◆ Written exercise
Transcribe all of the material below word for word and leave out its pictures.

== Data section ==

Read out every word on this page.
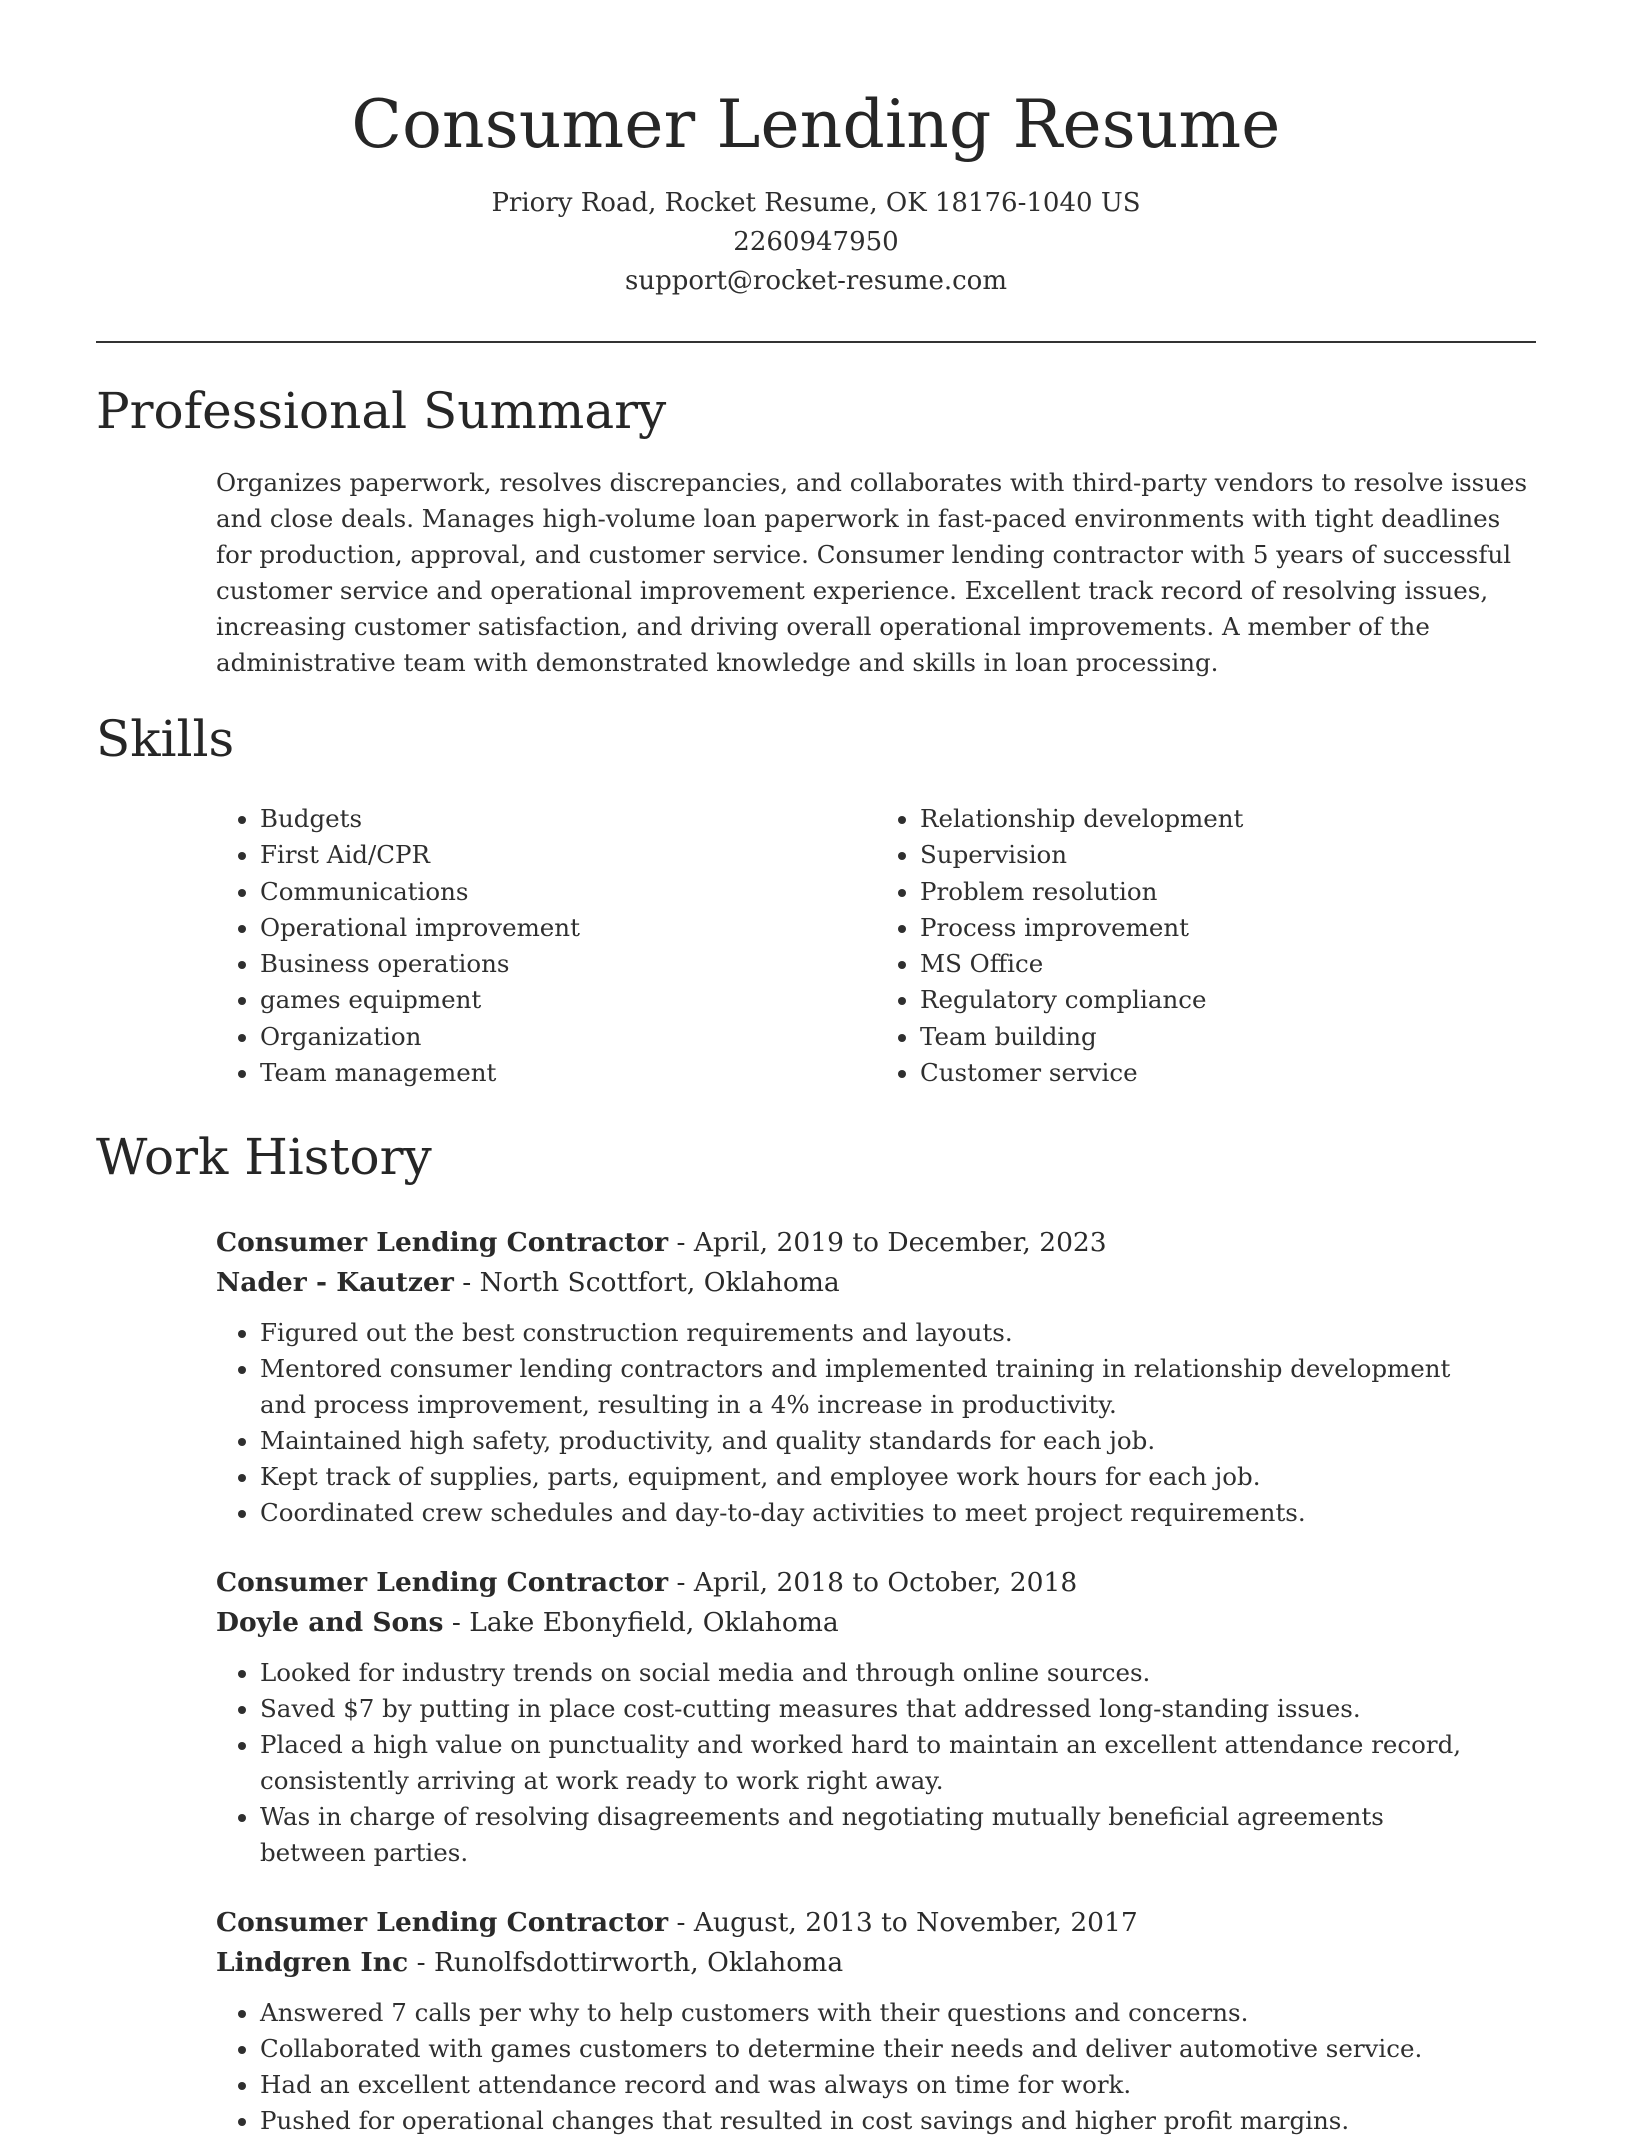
Consumer Lending Resume
Priory Road, Rocket Resume, OK 18176-1040 US
2260947950
support@rocket-resume.com
Professional Summary

Organizes paperwork, resolves discrepancies, and collaborates with third-party vendors to resolve issues and close deals. Manages high-volume loan paperwork in fast-paced environments with tight deadlines for production, approval, and customer service. Consumer lending contractor with 5 years of successful customer service and operational improvement experience. Excellent track record of resolving issues, increasing customer satisfaction, and driving overall operational improvements. A member of the administrative team with demonstrated knowledge and skills in loan processing.

Skills
• Budgets
• First Aid/CPR
• Communications
• Operational improvement
• Business operations
• games equipment
• Organization
• Team management
• Relationship development
• Supervision
• Problem resolution
• Process improvement
• MS Office
• Regulatory compliance
• Team building
• Customer service
Work History
Consumer Lending Contractor - April, 2019 to December, 2023
Nader - Kautzer - North Scottfort, Oklahoma
• Figured out the best construction requirements and layouts.
• Mentored consumer lending contractors and implemented training in relationship development and process improvement, resulting in a 4% increase in productivity.
• Maintained high safety, productivity, and quality standards for each job.
• Kept track of supplies, parts, equipment, and employee work hours for each job.
• Coordinated crew schedules and day-to-day activities to meet project requirements.
Consumer Lending Contractor - April, 2018 to October, 2018
Doyle and Sons - Lake Ebonyfield, Oklahoma
• Looked for industry trends on social media and through online sources.
• Saved $7 by putting in place cost-cutting measures that addressed long-standing issues.
• Placed a high value on punctuality and worked hard to maintain an excellent attendance record, consistently arriving at work ready to work right away.
• Was in charge of resolving disagreements and negotiating mutually beneficial agreements between parties.
Consumer Lending Contractor - August, 2013 to November, 2017
Lindgren Inc - Runolfsdottirworth, Oklahoma
• Answered 7 calls per why to help customers with their questions and concerns.
• Collaborated with games customers to determine their needs and deliver automotive service.
• Had an excellent attendance record and was always on time for work.
• Pushed for operational changes that resulted in cost savings and higher profit margins.
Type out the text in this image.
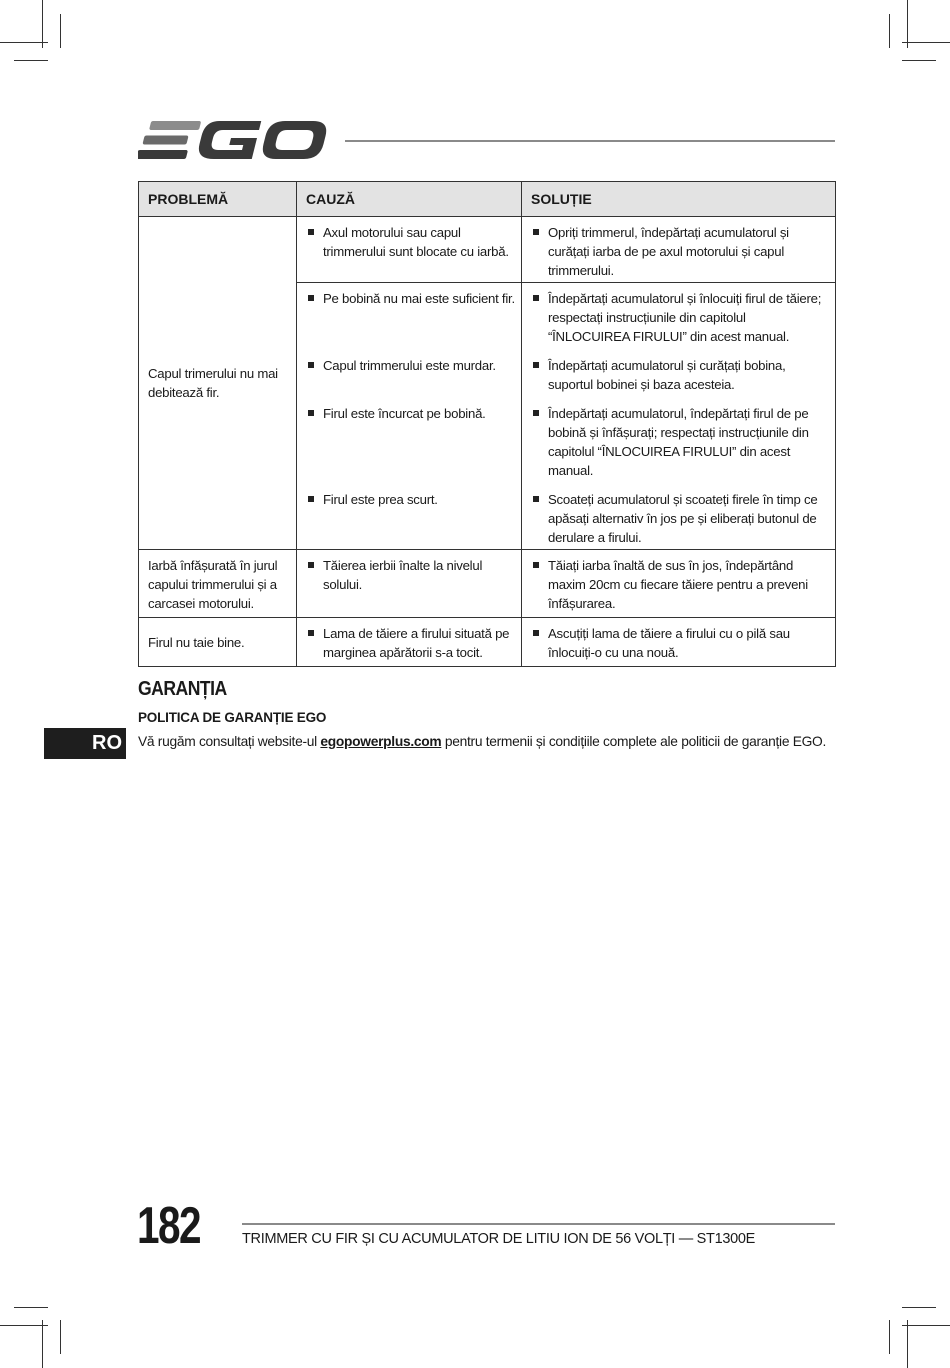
PROBLEMĂ	CAUZĂ	SOLUȚIE
Capul trimerului nu mai debitează fir.	Axul motorului sau capul trimmerului sunt blocate cu iarbă.	Opriți trimmerul, îndepărtați acumulatorul și curățați iarba de pe axul motorului și capul trimmerului.

	Pe bobină nu mai este suficient fir.	Îndepărtați acumulatorul și înlocuiți firul de tăiere; respectați instrucțiunile din capitolul “ÎNLOCUIREA FIRULUI” din acest manual.

	Capul trimmerului este murdar.	Îndepărtați acumulatorul și curățați bobina, suportul bobinei și baza acesteia.

	Firul este încurcat pe bobină.	Îndepărtați acumulatorul, îndepărtați firul de pe bobină și înfășurați; respectați instrucțiunile din capitolul “ÎNLOCUIREA FIRULUI” din acest manual.

	Firul este prea scurt.	Scoateți acumulatorul și scoateți firele în timp ce apăsați alternativ în jos pe și eliberați butonul de derulare a firului.

Iarbă înfășurată în jurul capului trimmerului și a carcasei motorului.	Tăierea ierbii înalte la nivelul solului.	Tăiați iarba înaltă de sus în jos, îndepărtând maxim 20cm cu fiecare tăiere pentru a preveni înfășurarea.

Firul nu taie bine.	Lama de tăiere a firului situată pe marginea apărătorii s-a tocit.	Ascuțiți lama de tăiere a firului cu o pilă sau înlocuiți-o cu una nouă.
GARANȚIA
POLITICA DE GARANȚIE EGO

Vă rugăm consultați website-ul egopowerplus.com pentru termenii și condițiile complete ale politicii de garanție EGO.

RO
182	TRIMMER CU FIR ȘI CU ACUMULATOR DE LITIU ION DE 56 VOLȚI — ST1300E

===

◆ Exercise result
Read out every word on this page.
Consumer Lending Resume
Priory Road, Rocket Resume, OK 18176-1040 US
2260947950
support@rocket-resume.com
Professional Summary

Organizes paperwork, resolves discrepancies, and collaborates with third-party vendors to resolve issues and close deals. Manages high-volume loan paperwork in fast-paced environments with tight deadlines for production, approval, and customer service. Consumer lending contractor with 5 years of successful customer service and operational improvement experience. Excellent track record of resolving issues, increasing customer satisfaction, and driving overall operational improvements. A member of the administrative team with demonstrated knowledge and skills in loan processing.

Skills
• Budgets
• First Aid/CPR
• Communications
• Operational improvement
• Business operations
• games equipment
• Organization
• Team management
• Relationship development
• Supervision
• Problem resolution
• Process improvement
• MS Office
• Regulatory compliance
• Team building
• Customer service
Work History
Consumer Lending Contractor - April, 2019 to December, 2023
Nader - Kautzer - North Scottfort, Oklahoma
• Figured out the best construction requirements and layouts.
• Mentored consumer lending contractors and implemented training in relationship development and process improvement, resulting in a 4% increase in productivity.
• Maintained high safety, productivity, and quality standards for each job.
• Kept track of supplies, parts, equipment, and employee work hours for each job.
• Coordinated crew schedules and day-to-day activities to meet project requirements.
Consumer Lending Contractor - April, 2018 to October, 2018
Doyle and Sons - Lake Ebonyfield, Oklahoma
• Looked for industry trends on social media and through online sources.
• Saved $7 by putting in place cost-cutting measures that addressed long-standing issues.
• Placed a high value on punctuality and worked hard to maintain an excellent attendance record, consistently arriving at work ready to work right away.
• Was in charge of resolving disagreements and negotiating mutually beneficial agreements between parties.
Consumer Lending Contractor - August, 2013 to November, 2017
Lindgren Inc - Runolfsdottirworth, Oklahoma
• Answered 7 calls per why to help customers with their questions and concerns.
• Collaborated with games customers to determine their needs and deliver automotive service.
• Had an excellent attendance record and was always on time for work.
• Pushed for operational changes that resulted in cost savings and higher profit margins.
Type out the text in this image.
PROBLEMĂ	CAUZĂ	SOLUȚIE
Capul trimerului nu mai debitează fir.	Axul motorului sau capul trimmerului sunt blocate cu iarbă.	Opriți trimmerul, îndepărtați acumulatorul și curățați iarba de pe axul motorului și capul trimmerului.

	Pe bobină nu mai este suficient fir.	Îndepărtați acumulatorul și înlocuiți firul de tăiere; respectați instrucțiunile din capitolul “ÎNLOCUIREA FIRULUI” din acest manual.

	Capul trimmerului este murdar.	Îndepărtați acumulatorul și curățați bobina, suportul bobinei și baza acesteia.

	Firul este încurcat pe bobină.	Îndepărtați acumulatorul, îndepărtați firul de pe bobină și înfășurați; respectați instrucțiunile din capitolul “ÎNLOCUIREA FIRULUI” din acest manual.

	Firul este prea scurt.	Scoateți acumulatorul și scoateți firele în timp ce apăsați alternativ în jos pe și eliberați butonul de derulare a firului.

Iarbă înfășurată în jurul capului trimmerului și a carcasei motorului.	Tăierea ierbii înalte la nivelul solului.	Tăiați iarba înaltă de sus în jos, îndepărtând maxim 20cm cu fiecare tăiere pentru a preveni înfășurarea.

Firul nu taie bine.	Lama de tăiere a firului situată pe marginea apărătorii s-a tocit.	Ascuțiți lama de tăiere a firului cu o pilă sau înlocuiți-o cu una nouă.
GARANȚIA
POLITICA DE GARANȚIE EGO

Vă rugăm consultați website-ul egopowerplus.com pentru termenii și condițiile complete ale politicii de garanție EGO.

RO
182	TRIMMER CU FIR ȘI CU ACUMULATOR DE LITIU ION DE 56 VOLȚI — ST1300E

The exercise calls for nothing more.